**Task description**: Collect each line of the records containing the string "Mapper".

**Data provided**:
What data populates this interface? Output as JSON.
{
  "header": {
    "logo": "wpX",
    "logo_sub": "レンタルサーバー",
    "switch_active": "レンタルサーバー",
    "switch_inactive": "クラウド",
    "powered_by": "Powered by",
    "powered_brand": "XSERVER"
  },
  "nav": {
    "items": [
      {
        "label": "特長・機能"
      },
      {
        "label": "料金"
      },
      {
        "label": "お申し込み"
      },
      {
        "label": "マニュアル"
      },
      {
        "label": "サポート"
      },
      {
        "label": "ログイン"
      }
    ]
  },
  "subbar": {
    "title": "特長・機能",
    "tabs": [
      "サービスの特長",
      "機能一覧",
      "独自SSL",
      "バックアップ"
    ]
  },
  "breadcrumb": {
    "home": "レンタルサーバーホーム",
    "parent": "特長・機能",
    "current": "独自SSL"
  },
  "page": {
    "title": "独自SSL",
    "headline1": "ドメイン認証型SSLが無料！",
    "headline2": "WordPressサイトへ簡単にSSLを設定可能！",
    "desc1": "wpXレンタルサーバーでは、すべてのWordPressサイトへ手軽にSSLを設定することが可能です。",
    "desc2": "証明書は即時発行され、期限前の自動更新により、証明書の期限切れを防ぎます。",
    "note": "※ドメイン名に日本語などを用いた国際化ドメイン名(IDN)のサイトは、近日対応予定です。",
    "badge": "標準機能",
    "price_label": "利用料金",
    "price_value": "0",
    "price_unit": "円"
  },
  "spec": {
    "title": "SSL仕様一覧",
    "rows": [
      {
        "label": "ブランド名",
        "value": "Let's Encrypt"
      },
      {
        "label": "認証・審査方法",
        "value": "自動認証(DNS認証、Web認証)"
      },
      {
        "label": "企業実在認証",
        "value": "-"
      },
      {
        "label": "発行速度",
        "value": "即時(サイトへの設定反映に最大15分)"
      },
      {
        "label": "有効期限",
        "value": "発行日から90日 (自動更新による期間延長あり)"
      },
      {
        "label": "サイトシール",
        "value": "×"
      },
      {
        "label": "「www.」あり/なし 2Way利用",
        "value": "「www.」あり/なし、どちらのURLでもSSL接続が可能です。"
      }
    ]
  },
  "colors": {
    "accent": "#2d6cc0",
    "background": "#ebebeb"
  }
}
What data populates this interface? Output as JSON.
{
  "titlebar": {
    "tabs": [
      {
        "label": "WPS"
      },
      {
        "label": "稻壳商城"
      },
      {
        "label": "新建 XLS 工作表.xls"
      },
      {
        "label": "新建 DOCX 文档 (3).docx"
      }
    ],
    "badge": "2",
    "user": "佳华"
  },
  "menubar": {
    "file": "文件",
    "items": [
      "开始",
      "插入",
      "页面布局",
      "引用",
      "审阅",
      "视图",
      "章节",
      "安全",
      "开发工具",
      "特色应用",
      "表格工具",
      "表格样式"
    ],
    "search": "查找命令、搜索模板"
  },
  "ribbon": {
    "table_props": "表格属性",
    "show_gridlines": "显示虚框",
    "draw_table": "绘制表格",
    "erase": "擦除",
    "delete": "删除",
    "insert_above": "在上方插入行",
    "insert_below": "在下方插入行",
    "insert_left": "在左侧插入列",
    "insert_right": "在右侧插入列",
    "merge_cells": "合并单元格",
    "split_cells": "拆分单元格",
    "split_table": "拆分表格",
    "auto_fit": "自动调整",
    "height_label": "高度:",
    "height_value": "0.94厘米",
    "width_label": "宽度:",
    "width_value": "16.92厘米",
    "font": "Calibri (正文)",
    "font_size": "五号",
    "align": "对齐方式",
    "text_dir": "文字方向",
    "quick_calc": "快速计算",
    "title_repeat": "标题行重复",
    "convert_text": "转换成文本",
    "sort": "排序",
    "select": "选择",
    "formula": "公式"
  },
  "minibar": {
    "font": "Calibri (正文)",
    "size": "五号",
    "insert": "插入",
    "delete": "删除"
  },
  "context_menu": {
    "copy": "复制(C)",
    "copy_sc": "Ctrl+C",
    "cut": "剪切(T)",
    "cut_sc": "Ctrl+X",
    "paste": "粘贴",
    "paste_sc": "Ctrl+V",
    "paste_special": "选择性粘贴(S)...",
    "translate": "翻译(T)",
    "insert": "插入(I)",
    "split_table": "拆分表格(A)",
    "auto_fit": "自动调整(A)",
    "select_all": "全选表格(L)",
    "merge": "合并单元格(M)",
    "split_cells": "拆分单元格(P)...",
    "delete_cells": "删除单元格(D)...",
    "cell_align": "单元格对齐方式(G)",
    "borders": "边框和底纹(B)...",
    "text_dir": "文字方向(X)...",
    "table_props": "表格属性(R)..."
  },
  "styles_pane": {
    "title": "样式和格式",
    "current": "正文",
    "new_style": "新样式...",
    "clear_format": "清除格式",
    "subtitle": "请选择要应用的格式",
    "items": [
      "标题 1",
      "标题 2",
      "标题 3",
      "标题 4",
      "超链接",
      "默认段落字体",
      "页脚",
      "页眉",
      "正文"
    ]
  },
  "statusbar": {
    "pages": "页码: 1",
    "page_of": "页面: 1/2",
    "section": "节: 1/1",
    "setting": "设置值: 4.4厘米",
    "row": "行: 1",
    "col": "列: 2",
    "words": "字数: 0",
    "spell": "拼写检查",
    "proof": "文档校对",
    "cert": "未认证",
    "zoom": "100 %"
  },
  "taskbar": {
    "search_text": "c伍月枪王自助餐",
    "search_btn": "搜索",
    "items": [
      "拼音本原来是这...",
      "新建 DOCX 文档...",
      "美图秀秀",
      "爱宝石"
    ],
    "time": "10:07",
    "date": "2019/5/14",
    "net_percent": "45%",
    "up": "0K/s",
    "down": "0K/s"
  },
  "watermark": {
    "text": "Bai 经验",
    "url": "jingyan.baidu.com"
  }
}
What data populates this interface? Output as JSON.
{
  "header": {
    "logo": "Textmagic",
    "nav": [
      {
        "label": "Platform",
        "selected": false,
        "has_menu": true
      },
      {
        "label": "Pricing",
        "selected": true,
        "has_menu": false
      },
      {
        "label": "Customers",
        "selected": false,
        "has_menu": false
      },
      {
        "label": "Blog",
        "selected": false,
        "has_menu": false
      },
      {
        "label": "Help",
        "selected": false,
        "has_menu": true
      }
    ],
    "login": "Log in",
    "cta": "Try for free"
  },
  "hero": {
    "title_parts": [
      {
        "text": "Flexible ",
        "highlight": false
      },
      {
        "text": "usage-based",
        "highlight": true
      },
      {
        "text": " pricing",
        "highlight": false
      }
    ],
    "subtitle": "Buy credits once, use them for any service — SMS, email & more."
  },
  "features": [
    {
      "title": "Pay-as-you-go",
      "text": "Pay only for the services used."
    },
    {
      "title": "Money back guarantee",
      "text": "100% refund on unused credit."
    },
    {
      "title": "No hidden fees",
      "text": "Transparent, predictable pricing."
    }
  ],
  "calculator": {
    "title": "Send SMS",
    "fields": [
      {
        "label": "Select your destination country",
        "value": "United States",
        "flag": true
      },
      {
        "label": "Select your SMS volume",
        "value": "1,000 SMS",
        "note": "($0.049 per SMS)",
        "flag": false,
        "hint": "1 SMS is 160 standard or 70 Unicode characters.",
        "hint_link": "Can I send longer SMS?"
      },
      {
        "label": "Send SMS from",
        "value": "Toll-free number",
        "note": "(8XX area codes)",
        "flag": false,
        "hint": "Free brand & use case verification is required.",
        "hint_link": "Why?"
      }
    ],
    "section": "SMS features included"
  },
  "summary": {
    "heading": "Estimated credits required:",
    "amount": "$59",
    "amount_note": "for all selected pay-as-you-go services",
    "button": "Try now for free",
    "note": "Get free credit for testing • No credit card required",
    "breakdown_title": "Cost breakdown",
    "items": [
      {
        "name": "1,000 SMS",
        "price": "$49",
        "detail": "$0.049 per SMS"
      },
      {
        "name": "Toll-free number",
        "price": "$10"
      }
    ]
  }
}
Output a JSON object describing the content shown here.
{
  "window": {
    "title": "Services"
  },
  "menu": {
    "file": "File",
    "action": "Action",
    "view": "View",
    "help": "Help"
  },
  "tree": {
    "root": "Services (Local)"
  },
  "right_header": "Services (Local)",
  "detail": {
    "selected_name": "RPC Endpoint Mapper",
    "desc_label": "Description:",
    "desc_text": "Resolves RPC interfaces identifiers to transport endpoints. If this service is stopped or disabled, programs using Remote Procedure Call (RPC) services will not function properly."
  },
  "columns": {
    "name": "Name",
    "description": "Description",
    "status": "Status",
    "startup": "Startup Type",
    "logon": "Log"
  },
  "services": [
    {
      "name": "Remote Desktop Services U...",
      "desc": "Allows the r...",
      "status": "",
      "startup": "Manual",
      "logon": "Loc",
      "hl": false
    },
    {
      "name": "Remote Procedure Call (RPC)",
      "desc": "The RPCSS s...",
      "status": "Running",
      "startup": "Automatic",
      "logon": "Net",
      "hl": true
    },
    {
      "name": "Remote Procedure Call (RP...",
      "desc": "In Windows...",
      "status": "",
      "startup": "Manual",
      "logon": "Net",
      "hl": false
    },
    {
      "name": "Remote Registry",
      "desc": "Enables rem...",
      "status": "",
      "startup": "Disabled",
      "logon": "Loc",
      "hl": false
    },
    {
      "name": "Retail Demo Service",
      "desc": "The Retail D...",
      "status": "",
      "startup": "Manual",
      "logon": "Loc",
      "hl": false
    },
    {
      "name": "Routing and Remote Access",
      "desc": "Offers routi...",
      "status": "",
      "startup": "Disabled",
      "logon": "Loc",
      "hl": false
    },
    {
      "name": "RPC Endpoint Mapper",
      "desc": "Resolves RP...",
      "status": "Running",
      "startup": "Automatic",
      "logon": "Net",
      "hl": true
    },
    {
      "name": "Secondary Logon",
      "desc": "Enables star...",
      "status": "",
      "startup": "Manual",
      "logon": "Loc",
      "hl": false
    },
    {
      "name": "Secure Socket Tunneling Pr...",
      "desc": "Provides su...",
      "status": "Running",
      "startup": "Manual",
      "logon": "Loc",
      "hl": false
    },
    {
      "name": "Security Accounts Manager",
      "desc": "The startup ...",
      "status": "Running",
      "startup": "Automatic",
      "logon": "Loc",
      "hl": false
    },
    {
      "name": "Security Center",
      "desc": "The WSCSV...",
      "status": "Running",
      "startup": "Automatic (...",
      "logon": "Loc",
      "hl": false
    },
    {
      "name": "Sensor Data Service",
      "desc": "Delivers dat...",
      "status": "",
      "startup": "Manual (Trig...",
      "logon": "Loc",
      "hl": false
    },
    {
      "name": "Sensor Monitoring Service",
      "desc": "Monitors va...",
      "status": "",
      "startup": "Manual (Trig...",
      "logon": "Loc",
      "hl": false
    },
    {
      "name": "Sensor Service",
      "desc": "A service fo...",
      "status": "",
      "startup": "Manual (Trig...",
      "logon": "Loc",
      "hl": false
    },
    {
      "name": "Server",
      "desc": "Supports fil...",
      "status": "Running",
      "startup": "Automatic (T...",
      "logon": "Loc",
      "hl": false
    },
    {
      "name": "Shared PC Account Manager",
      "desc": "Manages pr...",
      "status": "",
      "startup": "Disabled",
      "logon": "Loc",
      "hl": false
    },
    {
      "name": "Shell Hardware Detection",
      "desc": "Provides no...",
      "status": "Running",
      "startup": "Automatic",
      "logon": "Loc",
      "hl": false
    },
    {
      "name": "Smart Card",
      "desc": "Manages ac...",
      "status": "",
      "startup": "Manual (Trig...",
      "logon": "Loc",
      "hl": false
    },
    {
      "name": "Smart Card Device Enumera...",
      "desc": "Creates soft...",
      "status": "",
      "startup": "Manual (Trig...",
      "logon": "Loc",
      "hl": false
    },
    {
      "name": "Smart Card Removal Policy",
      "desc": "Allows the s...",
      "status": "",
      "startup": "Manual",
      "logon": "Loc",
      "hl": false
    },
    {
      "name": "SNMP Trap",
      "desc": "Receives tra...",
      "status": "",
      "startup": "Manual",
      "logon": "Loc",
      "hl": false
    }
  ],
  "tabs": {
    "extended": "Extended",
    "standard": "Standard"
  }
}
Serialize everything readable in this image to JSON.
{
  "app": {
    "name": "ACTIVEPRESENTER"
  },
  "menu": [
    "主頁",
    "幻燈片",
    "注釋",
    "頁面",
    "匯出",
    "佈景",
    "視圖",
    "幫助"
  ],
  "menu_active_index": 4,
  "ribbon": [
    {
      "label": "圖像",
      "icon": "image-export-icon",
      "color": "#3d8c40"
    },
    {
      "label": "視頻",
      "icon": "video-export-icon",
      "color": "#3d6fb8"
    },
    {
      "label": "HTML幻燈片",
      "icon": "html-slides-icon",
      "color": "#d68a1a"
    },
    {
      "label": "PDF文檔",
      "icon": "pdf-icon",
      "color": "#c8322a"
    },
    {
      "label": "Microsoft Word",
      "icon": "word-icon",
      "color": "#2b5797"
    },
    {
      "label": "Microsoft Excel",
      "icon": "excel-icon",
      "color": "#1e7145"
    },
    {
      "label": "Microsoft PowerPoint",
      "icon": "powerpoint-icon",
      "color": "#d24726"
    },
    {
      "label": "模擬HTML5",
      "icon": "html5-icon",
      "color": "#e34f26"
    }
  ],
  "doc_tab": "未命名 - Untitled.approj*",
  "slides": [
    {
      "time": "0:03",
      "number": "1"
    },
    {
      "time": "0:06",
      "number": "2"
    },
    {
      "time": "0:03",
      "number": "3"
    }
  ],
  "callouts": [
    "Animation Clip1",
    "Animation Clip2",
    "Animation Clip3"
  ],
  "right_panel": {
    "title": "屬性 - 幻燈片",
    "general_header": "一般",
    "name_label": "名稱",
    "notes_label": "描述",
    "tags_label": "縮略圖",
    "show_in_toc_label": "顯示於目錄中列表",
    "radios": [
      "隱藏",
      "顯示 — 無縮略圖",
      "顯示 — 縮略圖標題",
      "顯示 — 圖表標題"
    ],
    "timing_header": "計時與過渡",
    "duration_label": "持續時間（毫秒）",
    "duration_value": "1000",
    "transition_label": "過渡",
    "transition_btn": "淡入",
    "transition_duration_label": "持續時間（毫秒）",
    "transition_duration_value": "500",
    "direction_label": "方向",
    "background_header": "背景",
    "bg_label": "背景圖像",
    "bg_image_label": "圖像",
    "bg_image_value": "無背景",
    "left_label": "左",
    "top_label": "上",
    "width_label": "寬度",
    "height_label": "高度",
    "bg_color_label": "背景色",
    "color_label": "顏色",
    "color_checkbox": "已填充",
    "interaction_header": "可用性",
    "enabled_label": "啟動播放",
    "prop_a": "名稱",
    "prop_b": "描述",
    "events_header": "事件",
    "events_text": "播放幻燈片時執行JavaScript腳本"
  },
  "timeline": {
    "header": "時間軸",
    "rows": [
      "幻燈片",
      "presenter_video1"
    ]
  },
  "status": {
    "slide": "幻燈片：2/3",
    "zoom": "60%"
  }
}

**Result of this exercise**:
    "selected_name": "RPC Endpoint Mapper",
      "name": "RPC Endpoint Mapper",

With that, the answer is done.